## Exercise instructions
For the listing below, give the count of lines containing the string "clientèle" and nothing else.

## Material for this exercise

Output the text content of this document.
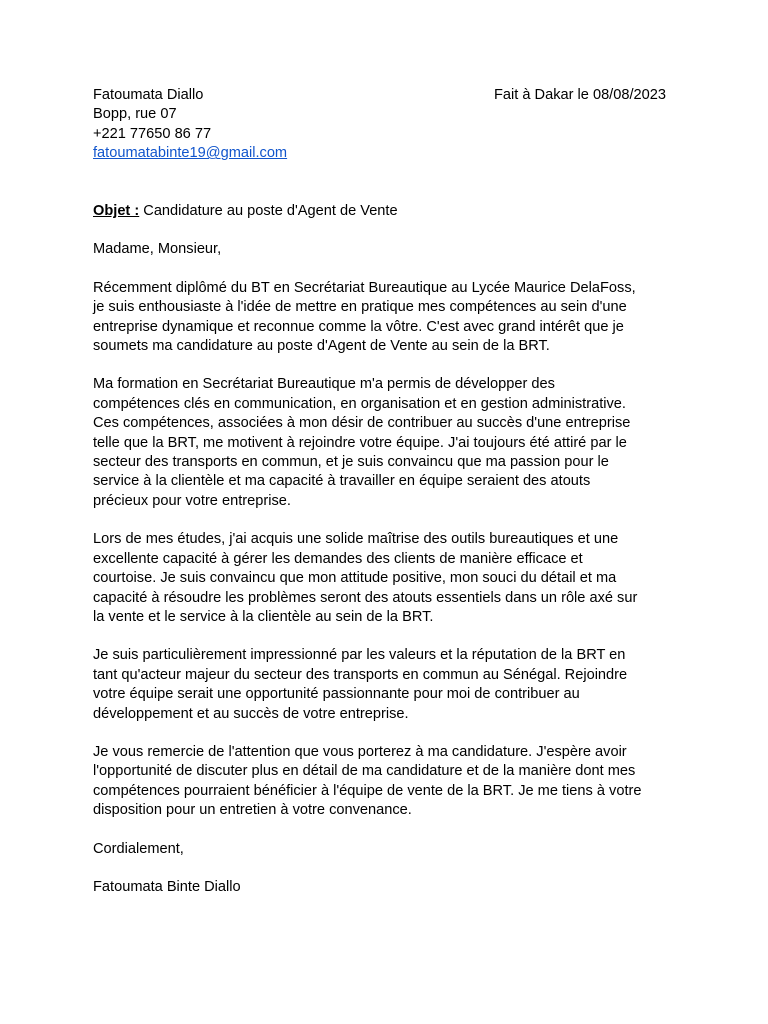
Fatoumata Diallo
Bopp, rue 07
+221 77650 86 77
fatoumatabinte19@gmail.com
Fait à Dakar le 08/08/2023
Objet : Candidature au poste d'Agent de Vente
Madame, Monsieur,
Récemment diplômé du BT en Secrétariat Bureautique au Lycée Maurice DelaFoss,
je suis enthousiaste à l'idée de mettre en pratique mes compétences au sein d'une
entreprise dynamique et reconnue comme la vôtre. C'est avec grand intérêt que je
soumets ma candidature au poste d'Agent de Vente au sein de la BRT.
Ma formation en Secrétariat Bureautique m'a permis de développer des
compétences clés en communication, en organisation et en gestion administrative.
Ces compétences, associées à mon désir de contribuer au succès d'une entreprise
telle que la BRT, me motivent à rejoindre votre équipe. J'ai toujours été attiré par le
secteur des transports en commun, et je suis convaincu que ma passion pour le
service à la clientèle et ma capacité à travailler en équipe seraient des atouts
précieux pour votre entreprise.
Lors de mes études, j'ai acquis une solide maîtrise des outils bureautiques et une
excellente capacité à gérer les demandes des clients de manière efficace et
courtoise. Je suis convaincu que mon attitude positive, mon souci du détail et ma
capacité à résoudre les problèmes seront des atouts essentiels dans un rôle axé sur
la vente et le service à la clientèle au sein de la BRT.
Je suis particulièrement impressionné par les valeurs et la réputation de la BRT en
tant qu'acteur majeur du secteur des transports en commun au Sénégal. Rejoindre
votre équipe serait une opportunité passionnante pour moi de contribuer au
développement et au succès de votre entreprise.
Je vous remercie de l'attention que vous porterez à ma candidature. J'espère avoir
l'opportunité de discuter plus en détail de ma candidature et de la manière dont mes
compétences pourraient bénéficier à l'équipe de vente de la BRT. Je me tiens à votre
disposition pour un entretien à votre convenance.
Cordialement,
Fatoumata Binte Diallo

## Correct result
2